------ Page excerpt

My wife and I love ethnic food.  You name the ethnicity, we probably like the restaurant.  We like Thai food, Japanese food, Vietnamese food, Middle Eastern food—all types of food.  And when I go to one of these restaurants I like to ask a lot of questions.  Sometimes I’ll go through a buffet line or they’ll serve something, and I’ll say, “What is it?”  And they will answer the question.

When Lisa and I first got married, she began to cook and I asked that question many times, “What is that?”  If you have kids and you serve them any type of food, they say, “What is it?  What is it?”  This past week I was checking out our uptown campus and some things that are happening around there (our campus opens up, as you know, the 16th of January), and there was a Middle Eastern restaurant there.  I went to it, and as we were in this buffet line, this woman in front of me said, “What is it?”  What is it?  That’s a good question.  What is it?  What is it?

------------
------ Extracted material

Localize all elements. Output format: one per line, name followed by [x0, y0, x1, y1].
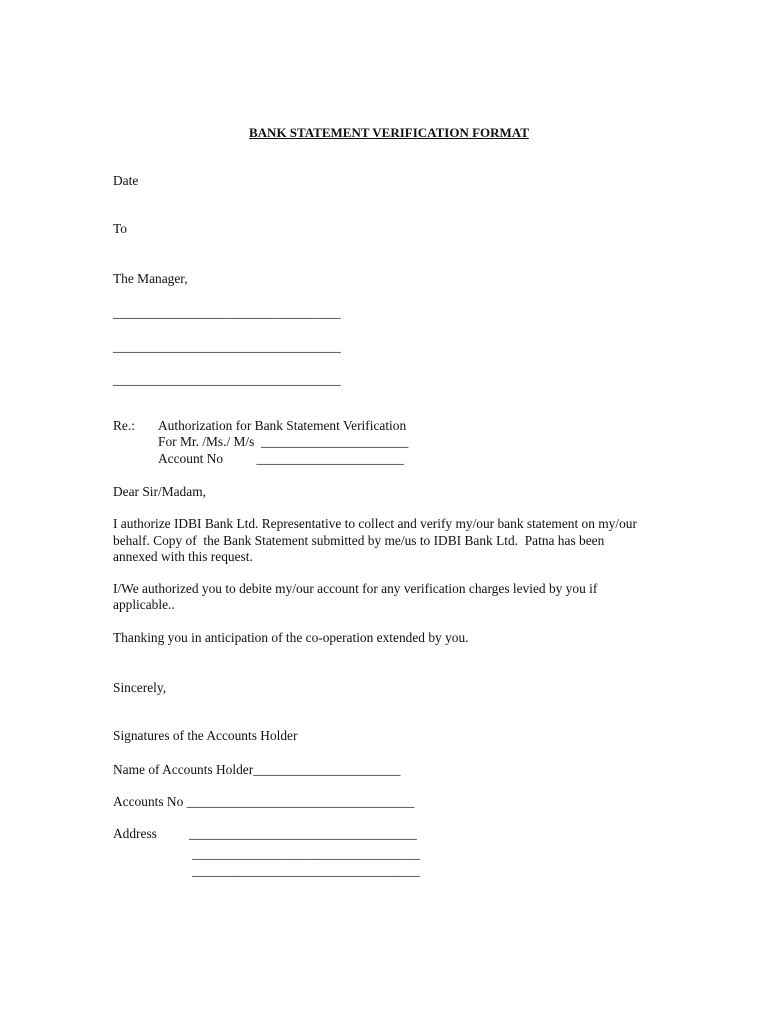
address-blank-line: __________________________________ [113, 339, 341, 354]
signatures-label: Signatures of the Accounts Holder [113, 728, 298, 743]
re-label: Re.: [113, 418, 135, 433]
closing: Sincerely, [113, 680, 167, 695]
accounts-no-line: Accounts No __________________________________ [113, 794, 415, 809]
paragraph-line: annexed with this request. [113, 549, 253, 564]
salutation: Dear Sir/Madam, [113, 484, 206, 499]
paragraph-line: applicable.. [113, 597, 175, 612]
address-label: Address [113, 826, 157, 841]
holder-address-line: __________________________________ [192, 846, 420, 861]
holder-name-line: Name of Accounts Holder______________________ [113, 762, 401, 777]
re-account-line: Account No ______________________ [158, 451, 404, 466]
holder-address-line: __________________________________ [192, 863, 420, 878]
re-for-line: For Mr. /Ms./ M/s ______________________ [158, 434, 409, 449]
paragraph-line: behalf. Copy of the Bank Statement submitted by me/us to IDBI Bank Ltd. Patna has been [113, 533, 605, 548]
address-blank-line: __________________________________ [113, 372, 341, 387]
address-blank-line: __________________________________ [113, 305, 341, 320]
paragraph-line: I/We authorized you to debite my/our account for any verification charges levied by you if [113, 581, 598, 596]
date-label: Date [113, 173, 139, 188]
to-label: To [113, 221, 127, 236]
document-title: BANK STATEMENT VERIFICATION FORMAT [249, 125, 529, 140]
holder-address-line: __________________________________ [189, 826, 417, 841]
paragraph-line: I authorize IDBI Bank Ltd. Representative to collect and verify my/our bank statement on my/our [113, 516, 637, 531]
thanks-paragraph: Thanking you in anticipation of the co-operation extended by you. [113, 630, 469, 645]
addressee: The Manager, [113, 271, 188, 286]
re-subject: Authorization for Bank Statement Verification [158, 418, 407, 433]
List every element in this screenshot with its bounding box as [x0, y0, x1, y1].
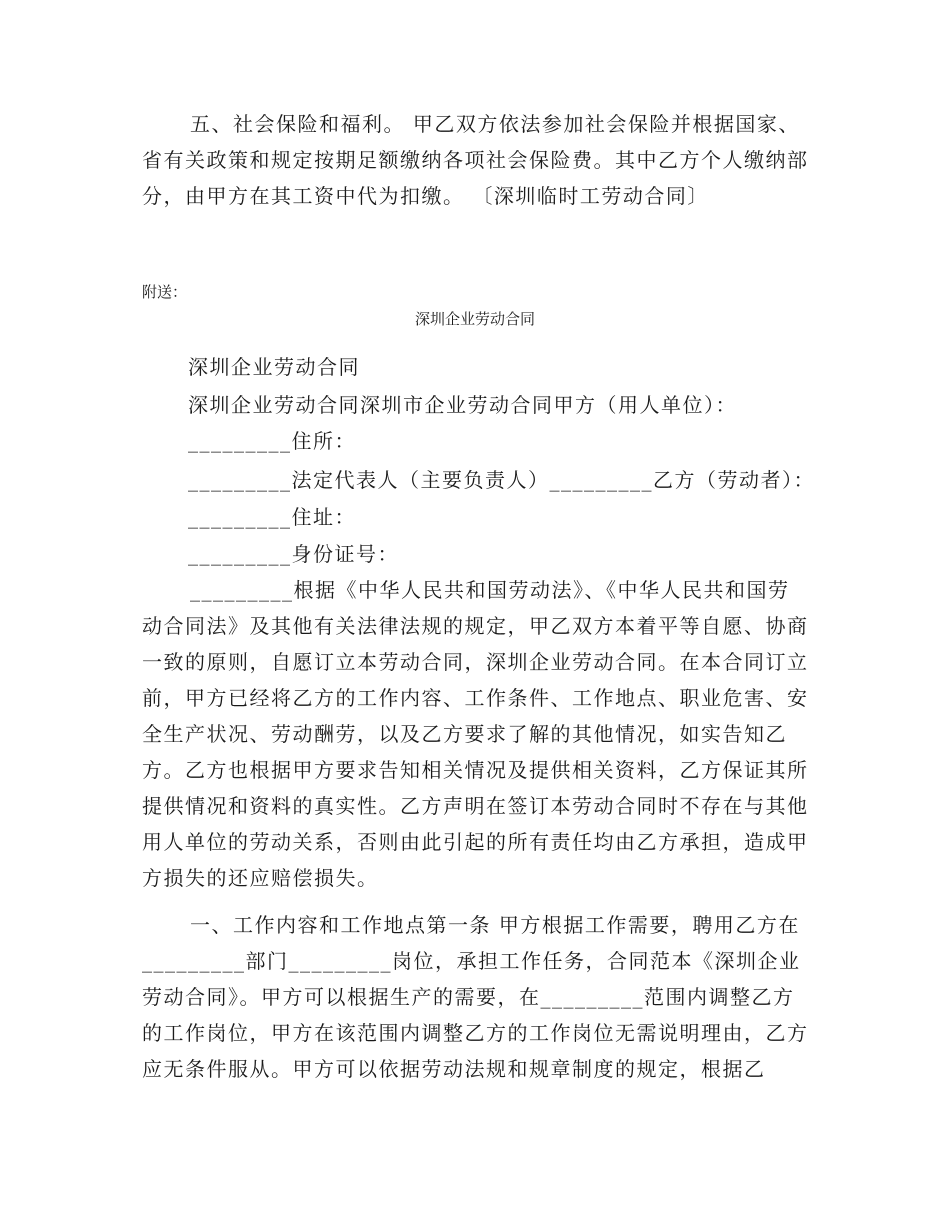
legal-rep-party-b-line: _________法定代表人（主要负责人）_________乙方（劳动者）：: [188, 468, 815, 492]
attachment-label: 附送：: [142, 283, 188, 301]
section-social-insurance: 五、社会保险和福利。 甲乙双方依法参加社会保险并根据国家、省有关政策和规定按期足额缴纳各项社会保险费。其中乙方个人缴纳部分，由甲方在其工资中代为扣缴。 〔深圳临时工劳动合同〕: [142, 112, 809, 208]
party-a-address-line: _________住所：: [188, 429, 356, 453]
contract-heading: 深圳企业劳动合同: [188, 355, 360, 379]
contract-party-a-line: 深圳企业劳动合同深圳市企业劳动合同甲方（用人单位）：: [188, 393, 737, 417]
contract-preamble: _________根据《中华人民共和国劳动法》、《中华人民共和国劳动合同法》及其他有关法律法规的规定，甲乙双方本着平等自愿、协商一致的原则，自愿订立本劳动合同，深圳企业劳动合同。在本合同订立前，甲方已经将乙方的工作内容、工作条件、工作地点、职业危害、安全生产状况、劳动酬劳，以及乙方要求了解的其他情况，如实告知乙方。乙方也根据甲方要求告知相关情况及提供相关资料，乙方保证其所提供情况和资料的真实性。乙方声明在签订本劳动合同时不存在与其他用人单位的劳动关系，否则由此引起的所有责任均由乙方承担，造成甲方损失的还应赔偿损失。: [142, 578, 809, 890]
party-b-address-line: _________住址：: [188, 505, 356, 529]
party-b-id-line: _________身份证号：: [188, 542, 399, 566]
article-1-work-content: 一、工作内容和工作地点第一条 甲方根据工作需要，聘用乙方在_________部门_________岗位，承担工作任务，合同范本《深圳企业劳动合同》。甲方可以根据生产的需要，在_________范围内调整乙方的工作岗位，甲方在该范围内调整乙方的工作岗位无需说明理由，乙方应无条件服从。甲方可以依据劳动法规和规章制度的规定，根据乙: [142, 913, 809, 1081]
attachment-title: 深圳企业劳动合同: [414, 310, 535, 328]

------------

- Instructions to follow
Transcribe the passage about ethnic food above word for word, from "When Lisa and" to "question.  What is it?  What is it?".

- The result
When Lisa and I first got married, she began to cook and I asked that question many times, “What is that?”  If you have kids and you serve them any type of food, they say, “What is it?  What is it?”  This past week I was checking out our uptown campus and some things that are happening around there (our campus opens up, as you know, the 16th of January), and there was a Middle Eastern restaurant there.  I went to it, and as we were in this buffet line, this woman in front of me said, “What is it?”  What is it?  That’s a good question.  What is it?  What is it?